Aim of the exercise: Select the lines that contain "Lucie" and copy each of them.

(Lines of data)
###

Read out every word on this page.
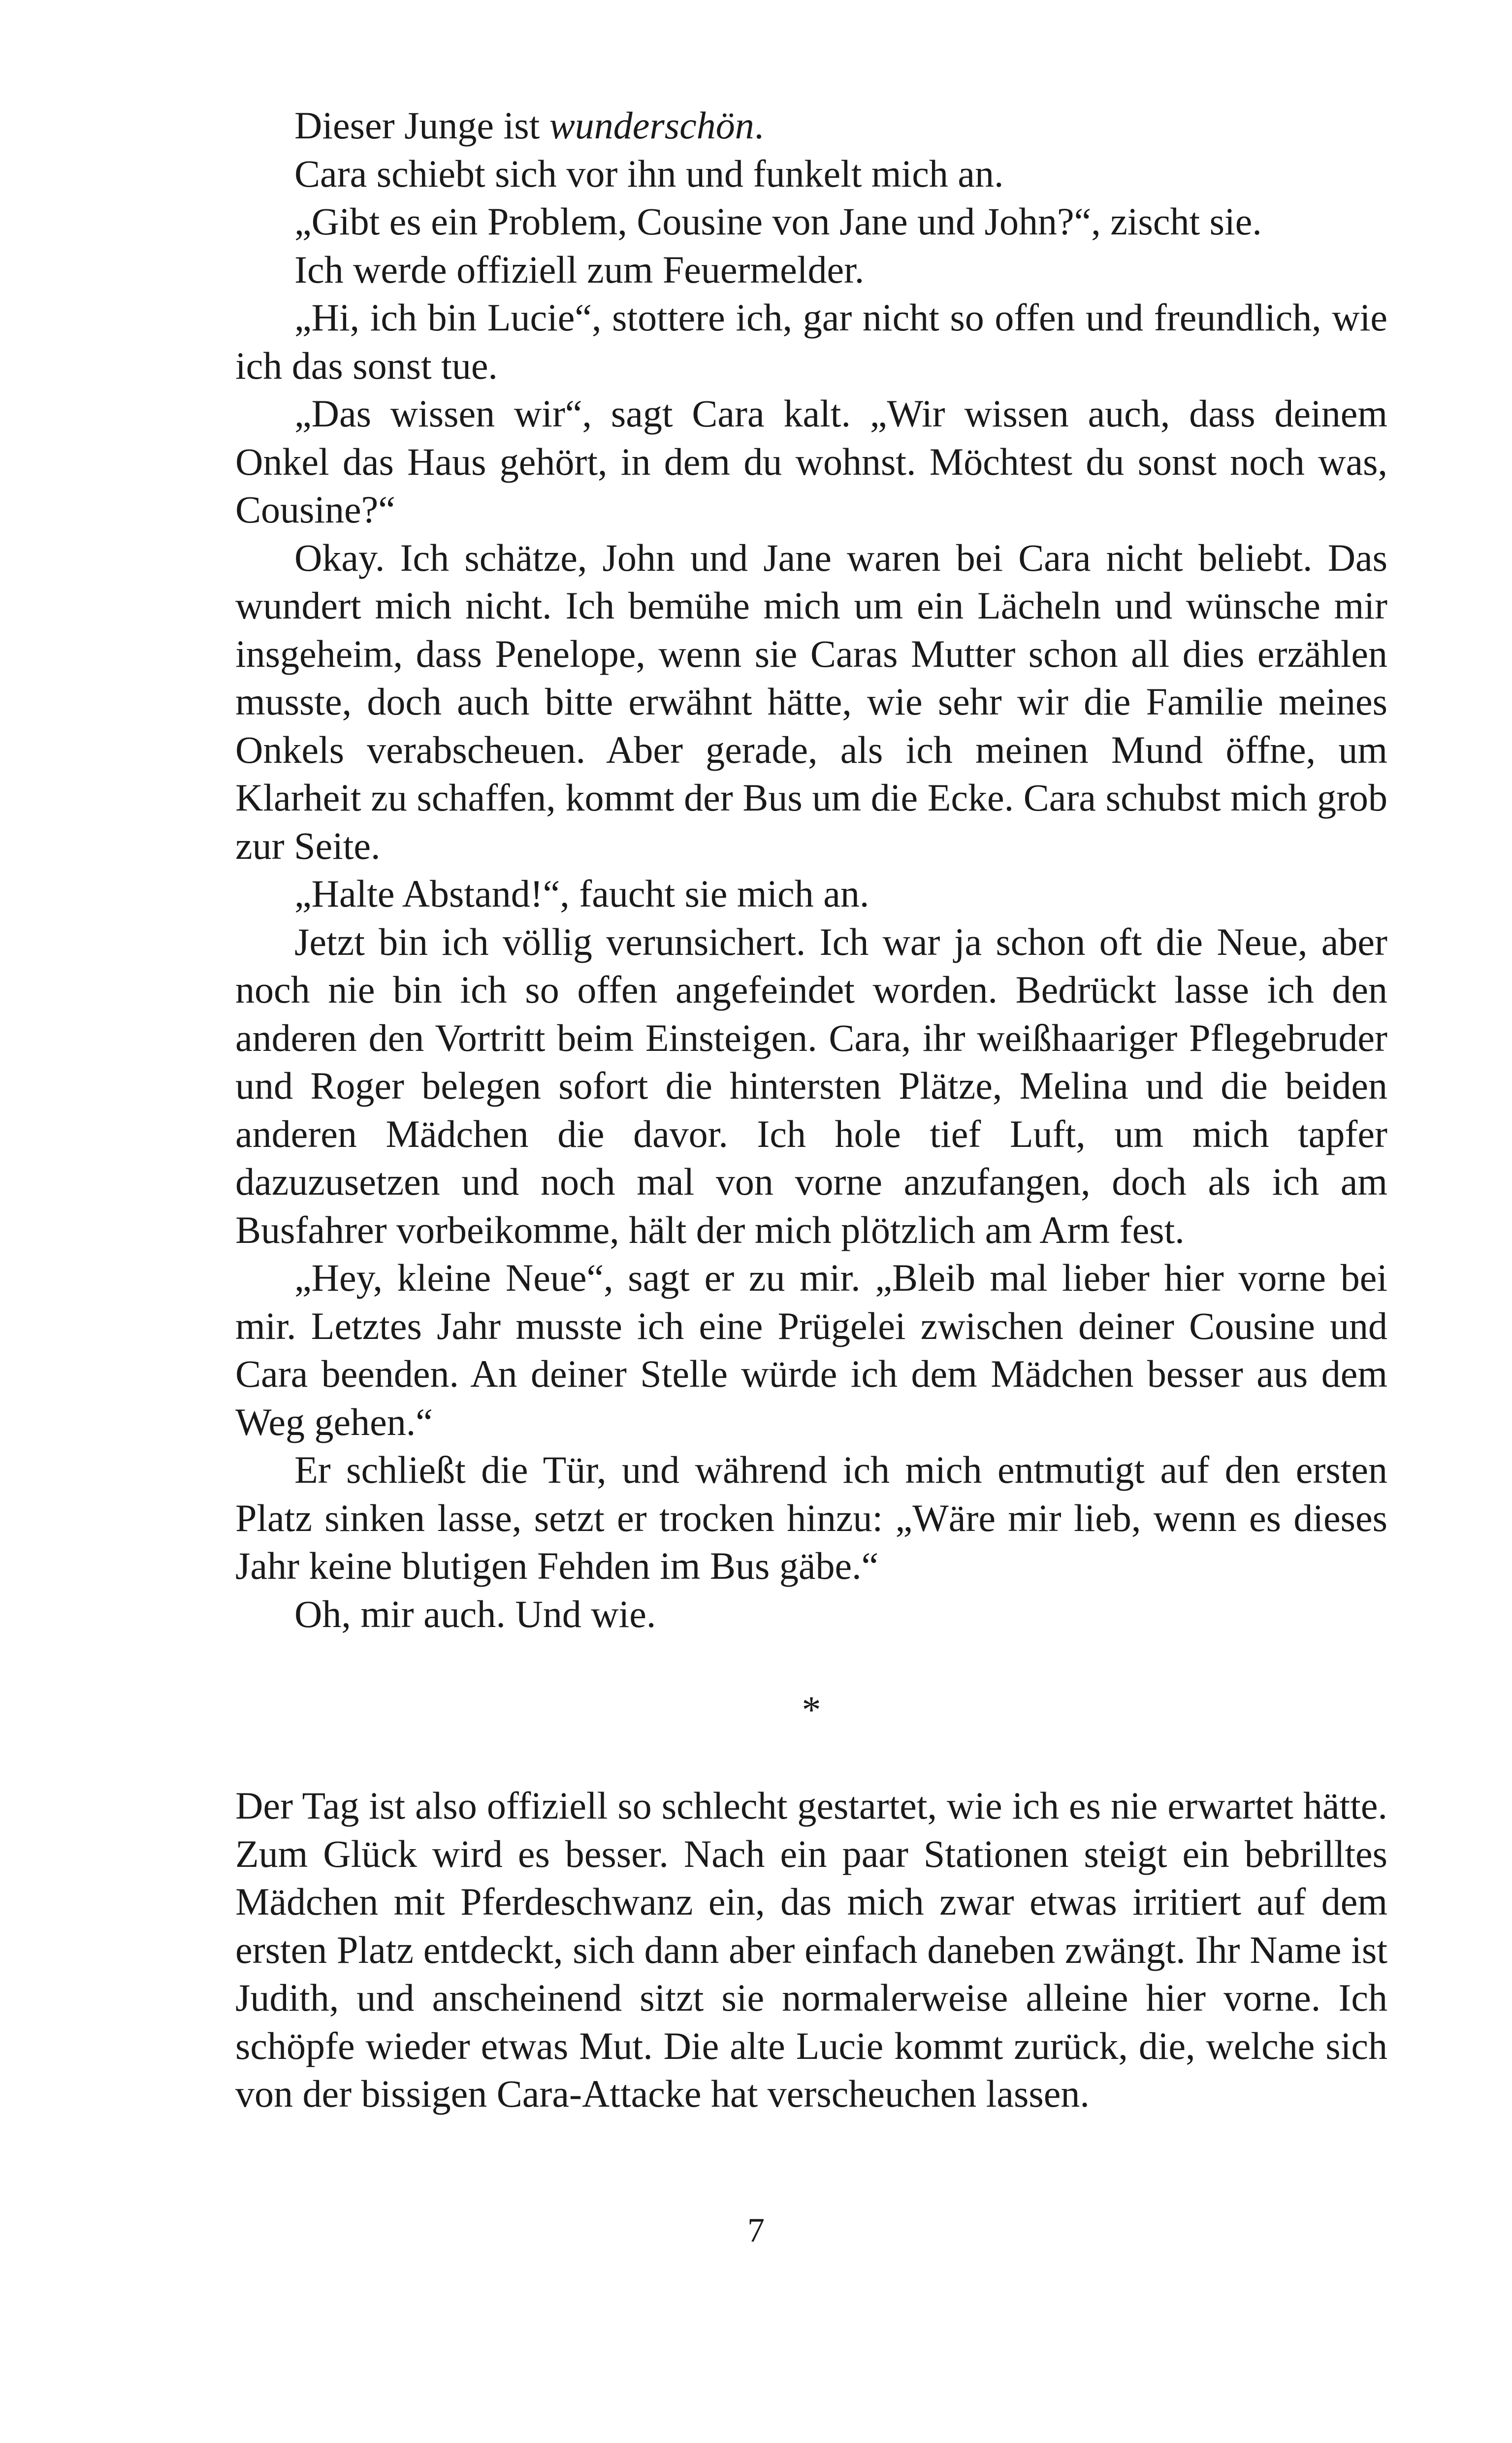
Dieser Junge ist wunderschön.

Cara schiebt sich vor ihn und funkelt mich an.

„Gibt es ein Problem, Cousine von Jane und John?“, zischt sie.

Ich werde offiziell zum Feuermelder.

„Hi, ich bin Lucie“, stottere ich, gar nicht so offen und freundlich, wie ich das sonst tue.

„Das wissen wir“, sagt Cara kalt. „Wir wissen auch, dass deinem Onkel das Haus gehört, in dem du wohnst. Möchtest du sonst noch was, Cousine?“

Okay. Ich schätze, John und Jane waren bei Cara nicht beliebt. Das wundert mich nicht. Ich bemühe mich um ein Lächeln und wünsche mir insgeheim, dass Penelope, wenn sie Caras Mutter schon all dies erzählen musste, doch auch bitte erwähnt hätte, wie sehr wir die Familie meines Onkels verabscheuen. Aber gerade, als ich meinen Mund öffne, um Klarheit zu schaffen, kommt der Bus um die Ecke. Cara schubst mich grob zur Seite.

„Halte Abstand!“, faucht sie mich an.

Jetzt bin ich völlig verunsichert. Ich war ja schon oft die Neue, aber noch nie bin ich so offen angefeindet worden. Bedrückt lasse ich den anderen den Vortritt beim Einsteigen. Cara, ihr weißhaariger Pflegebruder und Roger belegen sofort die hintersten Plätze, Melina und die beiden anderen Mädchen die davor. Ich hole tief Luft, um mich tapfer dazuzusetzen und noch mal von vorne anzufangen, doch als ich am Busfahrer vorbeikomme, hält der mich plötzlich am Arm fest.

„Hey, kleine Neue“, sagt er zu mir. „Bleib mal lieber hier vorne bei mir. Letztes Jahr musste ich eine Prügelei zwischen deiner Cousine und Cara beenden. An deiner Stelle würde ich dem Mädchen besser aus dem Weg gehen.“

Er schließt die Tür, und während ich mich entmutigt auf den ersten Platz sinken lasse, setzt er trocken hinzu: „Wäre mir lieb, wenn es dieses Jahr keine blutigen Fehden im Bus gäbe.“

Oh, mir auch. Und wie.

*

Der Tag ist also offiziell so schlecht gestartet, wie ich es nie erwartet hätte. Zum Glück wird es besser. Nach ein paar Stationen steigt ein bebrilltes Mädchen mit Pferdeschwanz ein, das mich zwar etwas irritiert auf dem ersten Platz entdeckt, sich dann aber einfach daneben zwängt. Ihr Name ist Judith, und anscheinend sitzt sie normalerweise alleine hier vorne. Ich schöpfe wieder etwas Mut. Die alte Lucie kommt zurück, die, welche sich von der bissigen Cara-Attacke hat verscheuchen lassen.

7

###

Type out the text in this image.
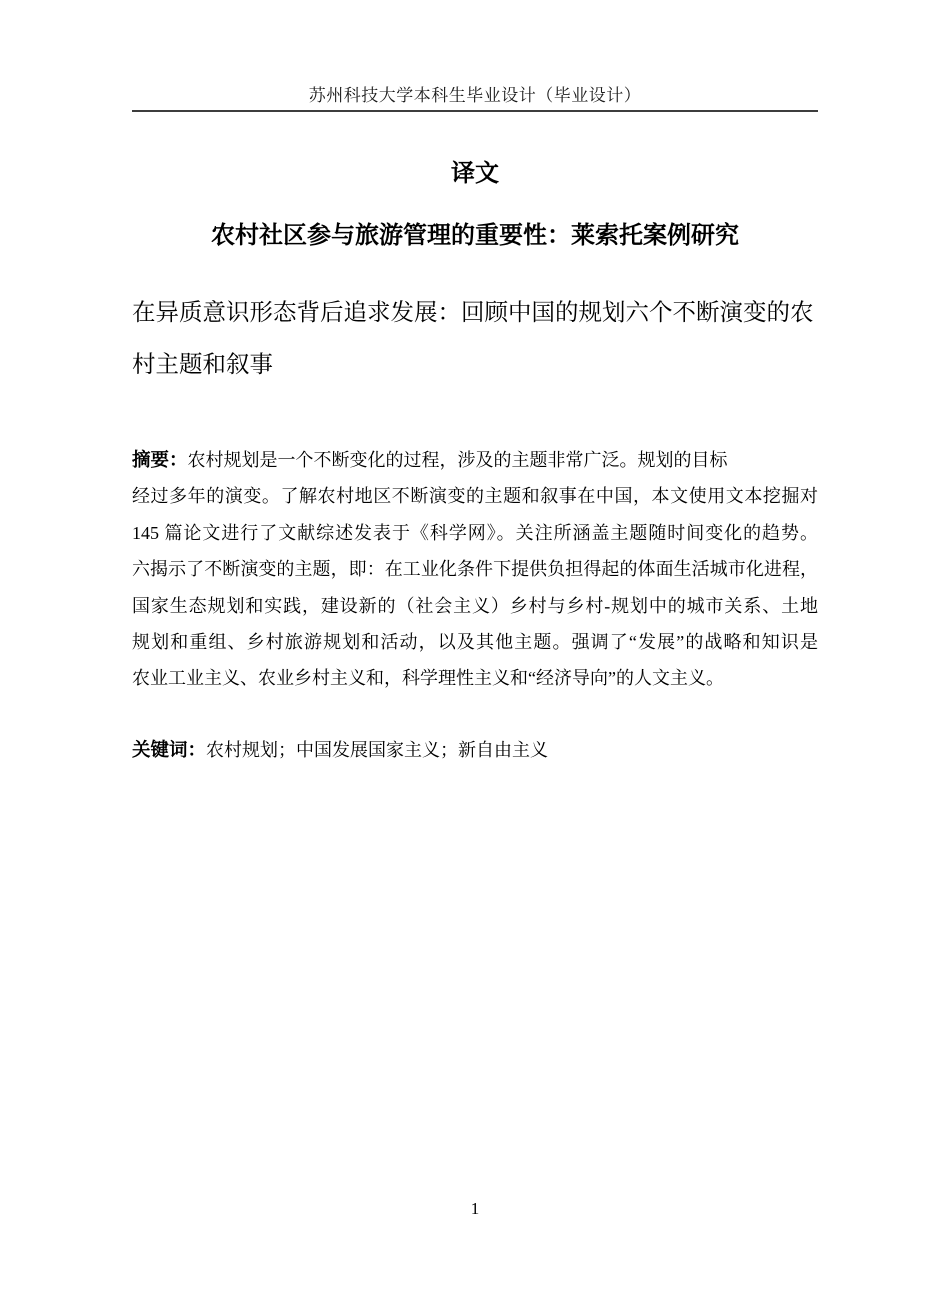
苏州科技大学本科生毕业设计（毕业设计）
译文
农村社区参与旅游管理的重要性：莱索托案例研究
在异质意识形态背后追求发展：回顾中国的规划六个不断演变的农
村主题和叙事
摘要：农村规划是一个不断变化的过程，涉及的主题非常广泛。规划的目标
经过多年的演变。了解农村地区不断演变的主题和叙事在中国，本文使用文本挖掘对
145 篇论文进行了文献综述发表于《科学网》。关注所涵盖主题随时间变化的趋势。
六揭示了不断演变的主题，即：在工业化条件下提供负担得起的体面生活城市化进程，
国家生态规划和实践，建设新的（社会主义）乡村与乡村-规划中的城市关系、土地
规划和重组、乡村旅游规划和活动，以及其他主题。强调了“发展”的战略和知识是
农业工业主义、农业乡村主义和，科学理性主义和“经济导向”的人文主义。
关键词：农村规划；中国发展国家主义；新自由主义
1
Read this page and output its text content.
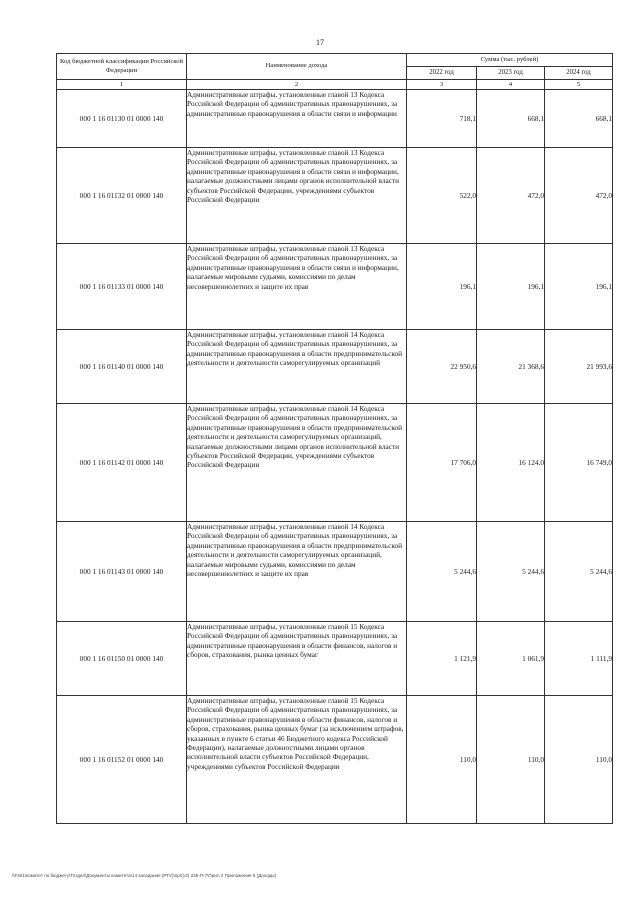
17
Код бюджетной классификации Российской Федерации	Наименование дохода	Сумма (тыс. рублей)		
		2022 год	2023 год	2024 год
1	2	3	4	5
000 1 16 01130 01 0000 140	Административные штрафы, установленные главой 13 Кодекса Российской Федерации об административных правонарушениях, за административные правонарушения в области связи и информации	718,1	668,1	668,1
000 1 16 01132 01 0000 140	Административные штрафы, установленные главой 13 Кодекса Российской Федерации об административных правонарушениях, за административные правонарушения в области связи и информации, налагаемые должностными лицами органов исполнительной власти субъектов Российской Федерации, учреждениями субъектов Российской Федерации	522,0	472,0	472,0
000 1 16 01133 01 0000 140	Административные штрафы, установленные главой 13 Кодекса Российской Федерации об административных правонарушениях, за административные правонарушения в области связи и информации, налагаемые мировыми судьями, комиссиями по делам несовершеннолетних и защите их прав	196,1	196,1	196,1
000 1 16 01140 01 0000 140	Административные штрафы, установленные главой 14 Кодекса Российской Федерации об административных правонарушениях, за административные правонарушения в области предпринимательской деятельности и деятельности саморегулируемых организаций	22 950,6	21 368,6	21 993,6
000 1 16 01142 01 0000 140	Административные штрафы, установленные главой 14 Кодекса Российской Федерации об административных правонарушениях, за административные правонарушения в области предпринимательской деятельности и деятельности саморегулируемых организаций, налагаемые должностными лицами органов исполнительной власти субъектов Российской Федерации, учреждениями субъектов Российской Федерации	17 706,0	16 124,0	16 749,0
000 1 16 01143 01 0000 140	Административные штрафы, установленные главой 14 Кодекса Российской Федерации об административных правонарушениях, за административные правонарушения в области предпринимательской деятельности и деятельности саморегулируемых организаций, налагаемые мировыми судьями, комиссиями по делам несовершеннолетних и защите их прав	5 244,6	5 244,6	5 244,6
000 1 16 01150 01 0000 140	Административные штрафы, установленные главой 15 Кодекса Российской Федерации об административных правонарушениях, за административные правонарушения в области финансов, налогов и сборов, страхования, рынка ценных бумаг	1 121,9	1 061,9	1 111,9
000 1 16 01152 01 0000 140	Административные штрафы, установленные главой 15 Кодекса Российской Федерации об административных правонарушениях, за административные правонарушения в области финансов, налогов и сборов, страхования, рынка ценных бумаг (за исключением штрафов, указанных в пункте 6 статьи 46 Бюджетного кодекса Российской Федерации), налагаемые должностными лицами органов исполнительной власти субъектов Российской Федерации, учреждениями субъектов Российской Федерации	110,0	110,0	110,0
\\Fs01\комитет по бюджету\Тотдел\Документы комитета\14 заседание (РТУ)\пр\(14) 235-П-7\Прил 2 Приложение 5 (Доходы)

###

Final result:
„Hi, ich bin Lucie“, stottere ich, gar nicht so offen und freundlich, wie ich das sonst tue.
Der Tag ist also offiziell so schlecht gestartet, wie ich es nie erwartet hätte. Zum Glück wird es besser. Nach ein paar Stationen steigt ein bebrilltes Mädchen mit Pferdeschwanz ein, das mich zwar etwas irritiert auf dem ersten Platz entdeckt, sich dann aber einfach daneben zwängt. Ihr Name ist Judith, und anscheinend sitzt sie normalerweise alleine hier vorne. Ich schöpfe wieder etwas Mut. Die alte Lucie kommt zurück, die, welche sich von der bissigen Cara-Attacke hat verscheuchen lassen.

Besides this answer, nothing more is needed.